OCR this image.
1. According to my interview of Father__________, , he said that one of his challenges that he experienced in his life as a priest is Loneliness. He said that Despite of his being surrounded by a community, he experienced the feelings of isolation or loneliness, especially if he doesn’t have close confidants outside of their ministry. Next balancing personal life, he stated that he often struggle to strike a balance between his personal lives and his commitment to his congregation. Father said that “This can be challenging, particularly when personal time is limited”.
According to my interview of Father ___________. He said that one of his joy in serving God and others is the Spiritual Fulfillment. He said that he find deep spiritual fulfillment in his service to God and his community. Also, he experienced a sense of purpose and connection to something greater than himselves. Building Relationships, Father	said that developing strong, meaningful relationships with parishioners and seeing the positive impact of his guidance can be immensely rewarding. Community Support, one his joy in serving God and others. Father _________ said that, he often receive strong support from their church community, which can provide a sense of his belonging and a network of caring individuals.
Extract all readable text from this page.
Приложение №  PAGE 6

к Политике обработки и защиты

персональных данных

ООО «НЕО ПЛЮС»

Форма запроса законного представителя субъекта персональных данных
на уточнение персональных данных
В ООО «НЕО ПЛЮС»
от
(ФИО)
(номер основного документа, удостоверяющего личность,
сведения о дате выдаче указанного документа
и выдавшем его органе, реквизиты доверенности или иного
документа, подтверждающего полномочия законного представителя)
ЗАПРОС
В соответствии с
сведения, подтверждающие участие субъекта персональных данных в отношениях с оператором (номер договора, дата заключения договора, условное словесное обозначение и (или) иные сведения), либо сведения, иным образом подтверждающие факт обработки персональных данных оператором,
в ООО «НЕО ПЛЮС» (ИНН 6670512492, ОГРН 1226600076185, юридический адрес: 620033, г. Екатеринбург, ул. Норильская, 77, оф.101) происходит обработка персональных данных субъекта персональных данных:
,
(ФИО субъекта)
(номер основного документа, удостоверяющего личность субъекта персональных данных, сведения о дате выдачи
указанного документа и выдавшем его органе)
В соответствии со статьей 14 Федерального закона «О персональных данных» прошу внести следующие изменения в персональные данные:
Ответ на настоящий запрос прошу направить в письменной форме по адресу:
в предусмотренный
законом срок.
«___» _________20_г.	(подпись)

====================

#### [Task details]
Using the data above, return each line exactly as written.

#### [Written response]
OCR this image.
1. According to my interview of Father__________, , he said that one of his challenges that he experienced in his life as a priest is Loneliness. He said that Despite of his being surrounded by a community, he experienced the feelings of isolation or loneliness, especially if he doesn’t have close confidants outside of their ministry. Next balancing personal life, he stated that he often struggle to strike a balance between his personal lives and his commitment to his congregation. Father said that “This can be challenging, particularly when personal time is limited”.
According to my interview of Father ___________. He said that one of his joy in serving God and others is the Spiritual Fulfillment. He said that he find deep spiritual fulfillment in his service to God and his community. Also, he experienced a sense of purpose and connection to something greater than himselves. Building Relationships, Father	said that developing strong, meaningful relationships with parishioners and seeing the positive impact of his guidance can be immensely rewarding. Community Support, one his joy in serving God and others. Father _________ said that, he often receive strong support from their church community, which can provide a sense of his belonging and a network of caring individuals.
Extract all readable text from this page.
Приложение №  PAGE 6

к Политике обработки и защиты

персональных данных

ООО «НЕО ПЛЮС»

Форма запроса законного представителя субъекта персональных данных
на уточнение персональных данных
В ООО «НЕО ПЛЮС»
от
(ФИО)
(номер основного документа, удостоверяющего личность,
сведения о дате выдаче указанного документа
и выдавшем его органе, реквизиты доверенности или иного
документа, подтверждающего полномочия законного представителя)
ЗАПРОС
В соответствии с
сведения, подтверждающие участие субъекта персональных данных в отношениях с оператором (номер договора, дата заключения договора, условное словесное обозначение и (или) иные сведения), либо сведения, иным образом подтверждающие факт обработки персональных данных оператором,
в ООО «НЕО ПЛЮС» (ИНН 6670512492, ОГРН 1226600076185, юридический адрес: 620033, г. Екатеринбург, ул. Норильская, 77, оф.101) происходит обработка персональных данных субъекта персональных данных:
,
(ФИО субъекта)
(номер основного документа, удостоверяющего личность субъекта персональных данных, сведения о дате выдачи
указанного документа и выдавшем его органе)
В соответствии со статьей 14 Федерального закона «О персональных данных» прошу внести следующие изменения в персональные данные:
Ответ на настоящий запрос прошу направить в письменной форме по адресу:
в предусмотренный
законом срок.
«___» _________20_г.	(подпись)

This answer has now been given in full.